Aim: What follows is a listing to be transcribed exactly.

Extracted records:
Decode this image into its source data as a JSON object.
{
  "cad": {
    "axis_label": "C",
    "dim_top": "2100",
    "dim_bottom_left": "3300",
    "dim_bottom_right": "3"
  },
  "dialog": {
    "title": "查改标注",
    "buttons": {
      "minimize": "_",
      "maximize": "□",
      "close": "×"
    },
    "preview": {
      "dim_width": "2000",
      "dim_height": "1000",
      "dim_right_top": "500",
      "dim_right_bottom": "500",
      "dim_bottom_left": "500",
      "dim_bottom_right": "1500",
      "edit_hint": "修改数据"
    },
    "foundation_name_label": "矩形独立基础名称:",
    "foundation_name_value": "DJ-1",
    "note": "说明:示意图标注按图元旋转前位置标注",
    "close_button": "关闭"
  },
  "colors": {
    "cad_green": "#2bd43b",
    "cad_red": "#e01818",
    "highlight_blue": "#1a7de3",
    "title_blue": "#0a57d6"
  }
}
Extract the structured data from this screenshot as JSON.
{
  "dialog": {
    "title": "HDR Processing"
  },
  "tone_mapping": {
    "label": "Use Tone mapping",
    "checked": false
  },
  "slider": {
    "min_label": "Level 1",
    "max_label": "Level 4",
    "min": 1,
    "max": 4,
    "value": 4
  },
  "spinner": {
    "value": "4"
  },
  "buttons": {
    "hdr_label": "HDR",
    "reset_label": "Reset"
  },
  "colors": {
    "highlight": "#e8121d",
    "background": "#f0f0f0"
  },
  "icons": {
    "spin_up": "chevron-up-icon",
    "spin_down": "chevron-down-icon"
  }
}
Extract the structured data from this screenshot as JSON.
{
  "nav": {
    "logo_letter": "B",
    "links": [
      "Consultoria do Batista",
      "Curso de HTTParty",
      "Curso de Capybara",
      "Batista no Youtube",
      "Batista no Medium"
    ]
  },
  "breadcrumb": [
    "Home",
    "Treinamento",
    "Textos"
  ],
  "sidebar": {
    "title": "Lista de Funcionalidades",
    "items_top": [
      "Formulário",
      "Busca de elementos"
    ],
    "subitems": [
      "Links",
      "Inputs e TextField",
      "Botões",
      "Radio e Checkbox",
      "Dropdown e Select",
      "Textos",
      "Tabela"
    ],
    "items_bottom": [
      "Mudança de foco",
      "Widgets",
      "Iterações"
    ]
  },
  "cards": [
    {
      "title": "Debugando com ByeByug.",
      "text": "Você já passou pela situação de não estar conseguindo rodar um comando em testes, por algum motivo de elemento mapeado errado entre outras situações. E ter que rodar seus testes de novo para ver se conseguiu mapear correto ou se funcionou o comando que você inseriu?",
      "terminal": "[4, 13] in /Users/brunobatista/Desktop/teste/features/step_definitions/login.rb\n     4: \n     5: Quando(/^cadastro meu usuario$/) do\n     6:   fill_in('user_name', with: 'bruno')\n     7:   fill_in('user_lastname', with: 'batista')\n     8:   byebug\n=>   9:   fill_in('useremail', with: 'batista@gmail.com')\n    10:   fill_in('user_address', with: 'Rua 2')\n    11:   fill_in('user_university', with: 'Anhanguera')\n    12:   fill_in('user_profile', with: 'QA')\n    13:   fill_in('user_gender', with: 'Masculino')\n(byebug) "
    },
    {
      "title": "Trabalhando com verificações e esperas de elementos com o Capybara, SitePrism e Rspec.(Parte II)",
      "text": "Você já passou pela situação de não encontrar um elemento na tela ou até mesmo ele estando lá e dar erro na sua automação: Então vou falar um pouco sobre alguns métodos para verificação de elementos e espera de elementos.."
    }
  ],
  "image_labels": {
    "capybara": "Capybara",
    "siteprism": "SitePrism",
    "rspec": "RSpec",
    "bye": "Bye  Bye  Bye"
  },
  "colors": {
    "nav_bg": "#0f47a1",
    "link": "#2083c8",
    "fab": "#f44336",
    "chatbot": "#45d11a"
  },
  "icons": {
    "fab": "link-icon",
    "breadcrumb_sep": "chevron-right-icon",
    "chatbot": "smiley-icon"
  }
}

Exercise response:
Decode this image into its source data as a JSON object.
{
  "cad": {
    "axis_label": "C",
    "dim_top": "2100",
    "dim_bottom_left": "3300",
    "dim_bottom_right": "3"
  },
  "dialog": {
    "title": "查改标注",
    "buttons": {
      "minimize": "_",
      "maximize": "□",
      "close": "×"
    },
    "preview": {
      "dim_width": "2000",
      "dim_height": "1000",
      "dim_right_top": "500",
      "dim_right_bottom": "500",
      "dim_bottom_left": "500",
      "dim_bottom_right": "1500",
      "edit_hint": "修改数据"
    },
    "foundation_name_label": "矩形独立基础名称:",
    "foundation_name_value": "DJ-1",
    "note": "说明:示意图标注按图元旋转前位置标注",
    "close_button": "关闭"
  },
  "colors": {
    "cad_green": "#2bd43b",
    "cad_red": "#e01818",
    "highlight_blue": "#1a7de3",
    "title_blue": "#0a57d6"
  }
}
Extract the structured data from this screenshot as JSON.
{
  "dialog": {
    "title": "HDR Processing"
  },
  "tone_mapping": {
    "label": "Use Tone mapping",
    "checked": false
  },
  "slider": {
    "min_label": "Level 1",
    "max_label": "Level 4",
    "min": 1,
    "max": 4,
    "value": 4
  },
  "spinner": {
    "value": "4"
  },
  "buttons": {
    "hdr_label": "HDR",
    "reset_label": "Reset"
  },
  "colors": {
    "highlight": "#e8121d",
    "background": "#f0f0f0"
  },
  "icons": {
    "spin_up": "chevron-up-icon",
    "spin_down": "chevron-down-icon"
  }
}
Extract the structured data from this screenshot as JSON.
{
  "nav": {
    "logo_letter": "B",
    "links": [
      "Consultoria do Batista",
      "Curso de HTTParty",
      "Curso de Capybara",
      "Batista no Youtube",
      "Batista no Medium"
    ]
  },
  "breadcrumb": [
    "Home",
    "Treinamento",
    "Textos"
  ],
  "sidebar": {
    "title": "Lista de Funcionalidades",
    "items_top": [
      "Formulário",
      "Busca de elementos"
    ],
    "subitems": [
      "Links",
      "Inputs e TextField",
      "Botões",
      "Radio e Checkbox",
      "Dropdown e Select",
      "Textos",
      "Tabela"
    ],
    "items_bottom": [
      "Mudança de foco",
      "Widgets",
      "Iterações"
    ]
  },
  "cards": [
    {
      "title": "Debugando com ByeByug.",
      "text": "Você já passou pela situação de não estar conseguindo rodar um comando em testes, por algum motivo de elemento mapeado errado entre outras situações. E ter que rodar seus testes de novo para ver se conseguiu mapear correto ou se funcionou o comando que você inseriu?",
      "terminal": "[4, 13] in /Users/brunobatista/Desktop/teste/features/step_definitions/login.rb\n     4: \n     5: Quando(/^cadastro meu usuario$/) do\n     6:   fill_in('user_name', with: 'bruno')\n     7:   fill_in('user_lastname', with: 'batista')\n     8:   byebug\n=>   9:   fill_in('useremail', with: 'batista@gmail.com')\n    10:   fill_in('user_address', with: 'Rua 2')\n    11:   fill_in('user_university', with: 'Anhanguera')\n    12:   fill_in('user_profile', with: 'QA')\n    13:   fill_in('user_gender', with: 'Masculino')\n(byebug) "
    },
    {
      "title": "Trabalhando com verificações e esperas de elementos com o Capybara, SitePrism e Rspec.(Parte II)",
      "text": "Você já passou pela situação de não encontrar um elemento na tela ou até mesmo ele estando lá e dar erro na sua automação: Então vou falar um pouco sobre alguns métodos para verificação de elementos e espera de elementos.."
    }
  ],
  "image_labels": {
    "capybara": "Capybara",
    "siteprism": "SitePrism",
    "rspec": "RSpec",
    "bye": "Bye  Bye  Bye"
  },
  "colors": {
    "nav_bg": "#0f47a1",
    "link": "#2083c8",
    "fab": "#f44336",
    "chatbot": "#45d11a"
  },
  "icons": {
    "fab": "link-icon",
    "breadcrumb_sep": "chevron-right-icon",
    "chatbot": "smiley-icon"
  }
}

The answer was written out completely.